● GIVEN DATA:
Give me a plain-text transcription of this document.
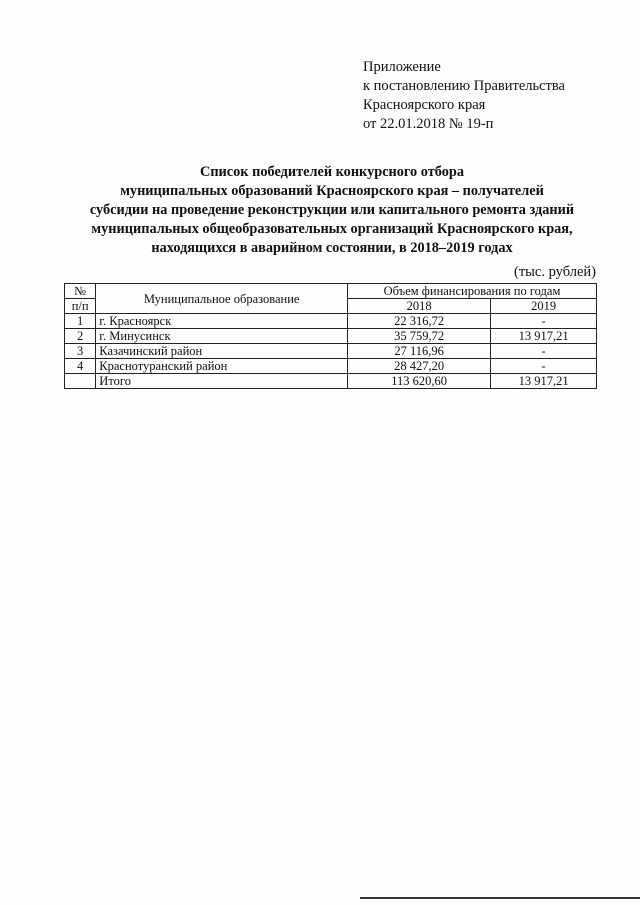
Приложение
к постановлению Правительства
Красноярского края
от 22.01.2018 № 19-п
Список победителей конкурсного отбора
муниципальных образований Красноярского края – получателей
субсидии на проведение реконструкции или капитального ремонта зданий
муниципальных общеобразовательных организаций Красноярского края,
находящихся в аварийном состоянии, в 2018–2019 годах
(тыс. рублей)
№	Муниципальное образование	Объем финансирования по годам	
п/п		2018	2019
1	г. Красноярск	22 316,72	-
2	г. Минусинск	35 759,72	13 917,21
3	Казачинский район	27 116,96	-
4	Краснотуранский район	28 427,20	-
	Итого	113 620,60	13 917,21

● STATED TASK:
Your copy of the data should match it exactly, except that pictures are left out.

● FINAL ANSWER:
Give me a plain-text transcription of this document.
Приложение
к постановлению Правительства
Красноярского края
от 22.01.2018 № 19-п
Список победителей конкурсного отбора
муниципальных образований Красноярского края – получателей
субсидии на проведение реконструкции или капитального ремонта зданий
муниципальных общеобразовательных организаций Красноярского края,
находящихся в аварийном состоянии, в 2018–2019 годах
(тыс. рублей)
№	Муниципальное образование	Объем финансирования по годам	
п/п		2018	2019
1	г. Красноярск	22 316,72	-
2	г. Минусинск	35 759,72	13 917,21
3	Казачинский район	27 116,96	-
4	Краснотуранский район	28 427,20	-
	Итого	113 620,60	13 917,21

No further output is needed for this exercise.